Problem to work on: Images do not belong in the copy. Retype all the entries below exactly.
* begin Records for processing *
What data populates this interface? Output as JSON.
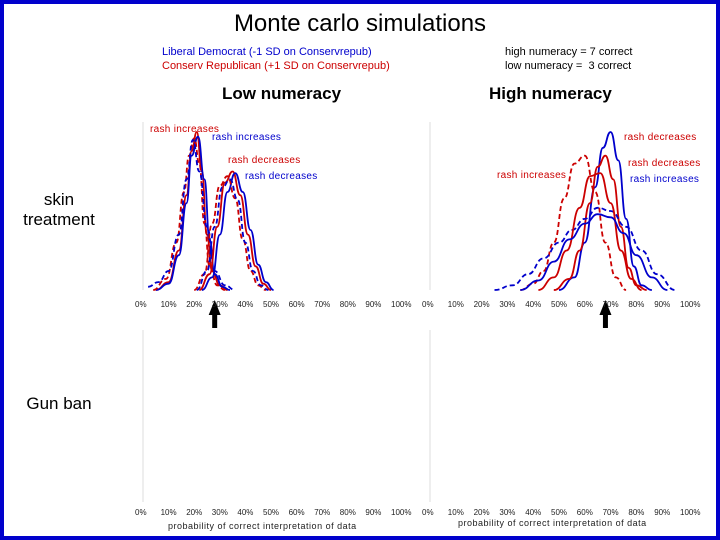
{
  "title": "Monte carlo simulations",
  "legend": {
    "line1": "Liberal Democrat (-1 SD on Conservrepub)",
    "line2": "Conserv Republican (+1 SD on Conservrepub)",
    "line1_color": "#0000cc",
    "line2_color": "#cc0000"
  },
  "numeracy_note": {
    "line1": "high numeracy = 7 correct",
    "line2": "low numeracy =  3 correct"
  },
  "column_headers": [
    "Low numeracy",
    "High numeracy"
  ],
  "row_labels": {
    "skin_line1": "skin",
    "skin_line2": "treatment",
    "gun": "Gun ban"
  },
  "xlabel": "probability of correct interpretation of data",
  "chart_data": [
    {
      "type": "line",
      "panel": "low-numeracy-skin-treatment",
      "xlim": [
        0,
        1
      ],
      "ticks": [
        "0%",
        "10%",
        "20%",
        "30%",
        "40%",
        "50%",
        "60%",
        "70%",
        "80%",
        "90%",
        "100%"
      ],
      "series": [
        {
          "color": "#cc0000",
          "style": "solid",
          "x": [
            0.05,
            0.1,
            0.14,
            0.17,
            0.19,
            0.21,
            0.23,
            0.25,
            0.27,
            0.3,
            0.33
          ],
          "y": [
            0,
            0.05,
            0.25,
            0.6,
            0.88,
            1.0,
            0.75,
            0.35,
            0.12,
            0.03,
            0
          ]
        },
        {
          "color": "#0000cc",
          "style": "solid",
          "x": [
            0.05,
            0.1,
            0.14,
            0.17,
            0.19,
            0.215,
            0.24,
            0.26,
            0.28,
            0.31,
            0.34
          ],
          "y": [
            0,
            0.04,
            0.22,
            0.55,
            0.85,
            0.97,
            0.7,
            0.32,
            0.1,
            0.02,
            0
          ]
        },
        {
          "color": "#cc0000",
          "style": "dashed",
          "x": [
            0.04,
            0.09,
            0.13,
            0.16,
            0.18,
            0.2,
            0.22,
            0.24,
            0.26,
            0.29,
            0.32
          ],
          "y": [
            0,
            0.07,
            0.3,
            0.62,
            0.85,
            0.96,
            0.8,
            0.42,
            0.15,
            0.03,
            0
          ]
        },
        {
          "color": "#0000cc",
          "style": "dashed",
          "x": [
            0.02,
            0.06,
            0.1,
            0.14,
            0.17,
            0.195,
            0.22,
            0.25,
            0.28,
            0.32,
            0.36
          ],
          "y": [
            0.02,
            0.05,
            0.12,
            0.35,
            0.7,
            0.95,
            0.75,
            0.4,
            0.12,
            0.03,
            0
          ]
        },
        {
          "color": "#cc0000",
          "style": "solid",
          "x": [
            0.22,
            0.26,
            0.29,
            0.32,
            0.35,
            0.38,
            0.41,
            0.44,
            0.47,
            0.5
          ],
          "y": [
            0,
            0.1,
            0.4,
            0.68,
            0.75,
            0.6,
            0.35,
            0.15,
            0.04,
            0
          ]
        },
        {
          "color": "#0000cc",
          "style": "solid",
          "x": [
            0.23,
            0.27,
            0.3,
            0.33,
            0.36,
            0.39,
            0.42,
            0.45,
            0.48,
            0.51
          ],
          "y": [
            0,
            0.08,
            0.35,
            0.62,
            0.74,
            0.62,
            0.38,
            0.16,
            0.05,
            0
          ]
        },
        {
          "color": "#cc0000",
          "style": "dashed",
          "x": [
            0.2,
            0.24,
            0.27,
            0.3,
            0.33,
            0.36,
            0.39,
            0.42,
            0.45,
            0.48
          ],
          "y": [
            0,
            0.1,
            0.42,
            0.66,
            0.72,
            0.58,
            0.32,
            0.12,
            0.03,
            0
          ]
        },
        {
          "color": "#0000cc",
          "style": "dashed",
          "x": [
            0.21,
            0.25,
            0.28,
            0.31,
            0.34,
            0.37,
            0.4,
            0.43,
            0.46,
            0.49
          ],
          "y": [
            0,
            0.12,
            0.4,
            0.65,
            0.7,
            0.57,
            0.3,
            0.12,
            0.03,
            0
          ]
        }
      ],
      "annotations": [
        "rash increases",
        "rash increases",
        "rash decreases",
        "rash decreases"
      ]
    },
    {
      "type": "line",
      "panel": "high-numeracy-skin-treatment",
      "xlim": [
        0,
        1
      ],
      "ticks": [
        "0%",
        "10%",
        "20%",
        "30%",
        "40%",
        "50%",
        "60%",
        "70%",
        "80%",
        "90%",
        "100%"
      ],
      "series": [
        {
          "color": "#0000cc",
          "style": "solid",
          "x": [
            0.5,
            0.56,
            0.6,
            0.64,
            0.67,
            0.7,
            0.73,
            0.76,
            0.79,
            0.82,
            0.86
          ],
          "y": [
            0,
            0.08,
            0.3,
            0.65,
            0.9,
            1.0,
            0.82,
            0.45,
            0.15,
            0.03,
            0
          ]
        },
        {
          "color": "#cc0000",
          "style": "solid",
          "x": [
            0.48,
            0.54,
            0.58,
            0.62,
            0.65,
            0.68,
            0.71,
            0.74,
            0.77,
            0.8,
            0.84
          ],
          "y": [
            0,
            0.07,
            0.25,
            0.55,
            0.78,
            0.85,
            0.7,
            0.4,
            0.14,
            0.03,
            0
          ]
        },
        {
          "color": "#cc0000",
          "style": "dashed",
          "x": [
            0.35,
            0.4,
            0.44,
            0.48,
            0.52,
            0.56,
            0.6,
            0.64,
            0.68,
            0.72,
            0.76
          ],
          "y": [
            0,
            0.04,
            0.12,
            0.3,
            0.58,
            0.8,
            0.85,
            0.62,
            0.3,
            0.08,
            0
          ]
        },
        {
          "color": "#0000cc",
          "style": "dashed",
          "x": [
            0.25,
            0.32,
            0.38,
            0.44,
            0.5,
            0.55,
            0.6,
            0.65,
            0.7,
            0.76,
            0.82,
            0.88,
            0.95
          ],
          "y": [
            0,
            0.03,
            0.1,
            0.2,
            0.3,
            0.38,
            0.45,
            0.52,
            0.5,
            0.4,
            0.25,
            0.1,
            0
          ]
        },
        {
          "color": "#cc0000",
          "style": "solid",
          "x": [
            0.42,
            0.48,
            0.53,
            0.58,
            0.62,
            0.66,
            0.7,
            0.74,
            0.78,
            0.82
          ],
          "y": [
            0,
            0.08,
            0.25,
            0.52,
            0.72,
            0.74,
            0.55,
            0.25,
            0.07,
            0
          ]
        },
        {
          "color": "#0000cc",
          "style": "solid",
          "x": [
            0.35,
            0.42,
            0.48,
            0.54,
            0.6,
            0.65,
            0.7,
            0.75,
            0.8,
            0.86,
            0.92
          ],
          "y": [
            0,
            0.06,
            0.18,
            0.32,
            0.42,
            0.48,
            0.46,
            0.36,
            0.22,
            0.08,
            0
          ]
        }
      ],
      "annotations": [
        "rash decreases",
        "rash increases",
        "rash decreases",
        "rash increases"
      ]
    },
    {
      "type": "line",
      "panel": "low-numeracy-gun-ban",
      "xlim": [
        0,
        1
      ],
      "ticks": [
        "0%",
        "10%",
        "20%",
        "30%",
        "40%",
        "50%",
        "60%",
        "70%",
        "80%",
        "90%",
        "100%"
      ],
      "series": []
    },
    {
      "type": "line",
      "panel": "high-numeracy-gun-ban",
      "xlim": [
        0,
        1
      ],
      "ticks": [
        "0%",
        "10%",
        "20%",
        "30%",
        "40%",
        "50%",
        "60%",
        "70%",
        "80%",
        "90%",
        "100%"
      ],
      "series": []
    }
  ],
  "reference_arrows": [
    {
      "panel": "low-numeracy-skin-treatment",
      "x": 0.28
    },
    {
      "panel": "high-numeracy-skin-treatment",
      "x": 0.68
    }
  ]
}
* end Records for processing *
Solution to the exercise:
What data populates this interface? Output as JSON.
{
  "title": "Monte carlo simulations",
  "legend": {
    "line1": "Liberal Democrat (-1 SD on Conservrepub)",
    "line2": "Conserv Republican (+1 SD on Conservrepub)",
    "line1_color": "#0000cc",
    "line2_color": "#cc0000"
  },
  "numeracy_note": {
    "line1": "high numeracy = 7 correct",
    "line2": "low numeracy =  3 correct"
  },
  "column_headers": [
    "Low numeracy",
    "High numeracy"
  ],
  "row_labels": {
    "skin_line1": "skin",
    "skin_line2": "treatment",
    "gun": "Gun ban"
  },
  "xlabel": "probability of correct interpretation of data",
  "chart_data": [
    {
      "type": "line",
      "panel": "low-numeracy-skin-treatment",
      "xlim": [
        0,
        1
      ],
      "ticks": [
        "0%",
        "10%",
        "20%",
        "30%",
        "40%",
        "50%",
        "60%",
        "70%",
        "80%",
        "90%",
        "100%"
      ],
      "series": [
        {
          "color": "#cc0000",
          "style": "solid",
          "x": [
            0.05,
            0.1,
            0.14,
            0.17,
            0.19,
            0.21,
            0.23,
            0.25,
            0.27,
            0.3,
            0.33
          ],
          "y": [
            0,
            0.05,
            0.25,
            0.6,
            0.88,
            1.0,
            0.75,
            0.35,
            0.12,
            0.03,
            0
          ]
        },
        {
          "color": "#0000cc",
          "style": "solid",
          "x": [
            0.05,
            0.1,
            0.14,
            0.17,
            0.19,
            0.215,
            0.24,
            0.26,
            0.28,
            0.31,
            0.34
          ],
          "y": [
            0,
            0.04,
            0.22,
            0.55,
            0.85,
            0.97,
            0.7,
            0.32,
            0.1,
            0.02,
            0
          ]
        },
        {
          "color": "#cc0000",
          "style": "dashed",
          "x": [
            0.04,
            0.09,
            0.13,
            0.16,
            0.18,
            0.2,
            0.22,
            0.24,
            0.26,
            0.29,
            0.32
          ],
          "y": [
            0,
            0.07,
            0.3,
            0.62,
            0.85,
            0.96,
            0.8,
            0.42,
            0.15,
            0.03,
            0
          ]
        },
        {
          "color": "#0000cc",
          "style": "dashed",
          "x": [
            0.02,
            0.06,
            0.1,
            0.14,
            0.17,
            0.195,
            0.22,
            0.25,
            0.28,
            0.32,
            0.36
          ],
          "y": [
            0.02,
            0.05,
            0.12,
            0.35,
            0.7,
            0.95,
            0.75,
            0.4,
            0.12,
            0.03,
            0
          ]
        },
        {
          "color": "#cc0000",
          "style": "solid",
          "x": [
            0.22,
            0.26,
            0.29,
            0.32,
            0.35,
            0.38,
            0.41,
            0.44,
            0.47,
            0.5
          ],
          "y": [
            0,
            0.1,
            0.4,
            0.68,
            0.75,
            0.6,
            0.35,
            0.15,
            0.04,
            0
          ]
        },
        {
          "color": "#0000cc",
          "style": "solid",
          "x": [
            0.23,
            0.27,
            0.3,
            0.33,
            0.36,
            0.39,
            0.42,
            0.45,
            0.48,
            0.51
          ],
          "y": [
            0,
            0.08,
            0.35,
            0.62,
            0.74,
            0.62,
            0.38,
            0.16,
            0.05,
            0
          ]
        },
        {
          "color": "#cc0000",
          "style": "dashed",
          "x": [
            0.2,
            0.24,
            0.27,
            0.3,
            0.33,
            0.36,
            0.39,
            0.42,
            0.45,
            0.48
          ],
          "y": [
            0,
            0.1,
            0.42,
            0.66,
            0.72,
            0.58,
            0.32,
            0.12,
            0.03,
            0
          ]
        },
        {
          "color": "#0000cc",
          "style": "dashed",
          "x": [
            0.21,
            0.25,
            0.28,
            0.31,
            0.34,
            0.37,
            0.4,
            0.43,
            0.46,
            0.49
          ],
          "y": [
            0,
            0.12,
            0.4,
            0.65,
            0.7,
            0.57,
            0.3,
            0.12,
            0.03,
            0
          ]
        }
      ],
      "annotations": [
        "rash increases",
        "rash increases",
        "rash decreases",
        "rash decreases"
      ]
    },
    {
      "type": "line",
      "panel": "high-numeracy-skin-treatment",
      "xlim": [
        0,
        1
      ],
      "ticks": [
        "0%",
        "10%",
        "20%",
        "30%",
        "40%",
        "50%",
        "60%",
        "70%",
        "80%",
        "90%",
        "100%"
      ],
      "series": [
        {
          "color": "#0000cc",
          "style": "solid",
          "x": [
            0.5,
            0.56,
            0.6,
            0.64,
            0.67,
            0.7,
            0.73,
            0.76,
            0.79,
            0.82,
            0.86
          ],
          "y": [
            0,
            0.08,
            0.3,
            0.65,
            0.9,
            1.0,
            0.82,
            0.45,
            0.15,
            0.03,
            0
          ]
        },
        {
          "color": "#cc0000",
          "style": "solid",
          "x": [
            0.48,
            0.54,
            0.58,
            0.62,
            0.65,
            0.68,
            0.71,
            0.74,
            0.77,
            0.8,
            0.84
          ],
          "y": [
            0,
            0.07,
            0.25,
            0.55,
            0.78,
            0.85,
            0.7,
            0.4,
            0.14,
            0.03,
            0
          ]
        },
        {
          "color": "#cc0000",
          "style": "dashed",
          "x": [
            0.35,
            0.4,
            0.44,
            0.48,
            0.52,
            0.56,
            0.6,
            0.64,
            0.68,
            0.72,
            0.76
          ],
          "y": [
            0,
            0.04,
            0.12,
            0.3,
            0.58,
            0.8,
            0.85,
            0.62,
            0.3,
            0.08,
            0
          ]
        },
        {
          "color": "#0000cc",
          "style": "dashed",
          "x": [
            0.25,
            0.32,
            0.38,
            0.44,
            0.5,
            0.55,
            0.6,
            0.65,
            0.7,
            0.76,
            0.82,
            0.88,
            0.95
          ],
          "y": [
            0,
            0.03,
            0.1,
            0.2,
            0.3,
            0.38,
            0.45,
            0.52,
            0.5,
            0.4,
            0.25,
            0.1,
            0
          ]
        },
        {
          "color": "#cc0000",
          "style": "solid",
          "x": [
            0.42,
            0.48,
            0.53,
            0.58,
            0.62,
            0.66,
            0.7,
            0.74,
            0.78,
            0.82
          ],
          "y": [
            0,
            0.08,
            0.25,
            0.52,
            0.72,
            0.74,
            0.55,
            0.25,
            0.07,
            0
          ]
        },
        {
          "color": "#0000cc",
          "style": "solid",
          "x": [
            0.35,
            0.42,
            0.48,
            0.54,
            0.6,
            0.65,
            0.7,
            0.75,
            0.8,
            0.86,
            0.92
          ],
          "y": [
            0,
            0.06,
            0.18,
            0.32,
            0.42,
            0.48,
            0.46,
            0.36,
            0.22,
            0.08,
            0
          ]
        }
      ],
      "annotations": [
        "rash decreases",
        "rash increases",
        "rash decreases",
        "rash increases"
      ]
    },
    {
      "type": "line",
      "panel": "low-numeracy-gun-ban",
      "xlim": [
        0,
        1
      ],
      "ticks": [
        "0%",
        "10%",
        "20%",
        "30%",
        "40%",
        "50%",
        "60%",
        "70%",
        "80%",
        "90%",
        "100%"
      ],
      "series": []
    },
    {
      "type": "line",
      "panel": "high-numeracy-gun-ban",
      "xlim": [
        0,
        1
      ],
      "ticks": [
        "0%",
        "10%",
        "20%",
        "30%",
        "40%",
        "50%",
        "60%",
        "70%",
        "80%",
        "90%",
        "100%"
      ],
      "series": []
    }
  ],
  "reference_arrows": [
    {
      "panel": "low-numeracy-skin-treatment",
      "x": 0.28
    },
    {
      "panel": "high-numeracy-skin-treatment",
      "x": 0.68
    }
  ]
}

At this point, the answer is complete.